Data records
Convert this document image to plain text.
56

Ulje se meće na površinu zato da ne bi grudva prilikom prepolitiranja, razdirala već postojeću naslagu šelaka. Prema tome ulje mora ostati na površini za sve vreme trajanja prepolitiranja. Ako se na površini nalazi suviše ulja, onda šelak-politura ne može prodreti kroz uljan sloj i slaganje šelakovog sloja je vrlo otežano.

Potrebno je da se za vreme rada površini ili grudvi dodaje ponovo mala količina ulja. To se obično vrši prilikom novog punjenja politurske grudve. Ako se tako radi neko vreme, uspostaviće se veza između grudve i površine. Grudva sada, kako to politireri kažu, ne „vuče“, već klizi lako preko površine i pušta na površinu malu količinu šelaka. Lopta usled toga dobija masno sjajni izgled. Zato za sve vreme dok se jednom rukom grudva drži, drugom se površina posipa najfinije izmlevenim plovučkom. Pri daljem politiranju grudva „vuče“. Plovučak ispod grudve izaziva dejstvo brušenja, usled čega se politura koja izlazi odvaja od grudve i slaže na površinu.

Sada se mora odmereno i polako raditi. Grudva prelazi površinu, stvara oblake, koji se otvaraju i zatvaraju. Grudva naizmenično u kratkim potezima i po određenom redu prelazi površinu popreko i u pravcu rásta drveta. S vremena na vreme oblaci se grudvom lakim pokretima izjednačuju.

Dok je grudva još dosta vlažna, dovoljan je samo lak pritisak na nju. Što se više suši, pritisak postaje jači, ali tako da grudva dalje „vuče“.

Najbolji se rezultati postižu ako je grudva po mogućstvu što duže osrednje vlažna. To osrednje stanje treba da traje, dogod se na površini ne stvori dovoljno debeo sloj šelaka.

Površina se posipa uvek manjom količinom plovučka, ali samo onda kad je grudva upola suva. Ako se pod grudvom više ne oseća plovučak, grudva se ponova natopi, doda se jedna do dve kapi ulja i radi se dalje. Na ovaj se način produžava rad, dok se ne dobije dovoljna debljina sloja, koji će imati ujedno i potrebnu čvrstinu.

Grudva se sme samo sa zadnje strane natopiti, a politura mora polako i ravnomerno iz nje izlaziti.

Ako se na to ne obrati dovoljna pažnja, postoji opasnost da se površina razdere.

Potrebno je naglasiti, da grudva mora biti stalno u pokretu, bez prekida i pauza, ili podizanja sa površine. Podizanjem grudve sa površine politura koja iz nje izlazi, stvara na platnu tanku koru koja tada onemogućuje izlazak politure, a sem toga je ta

Stated exercise ▸ Of all the lines in the entries, how many contain the word "vlažna"? Give only the number.

Finished task ▸ 2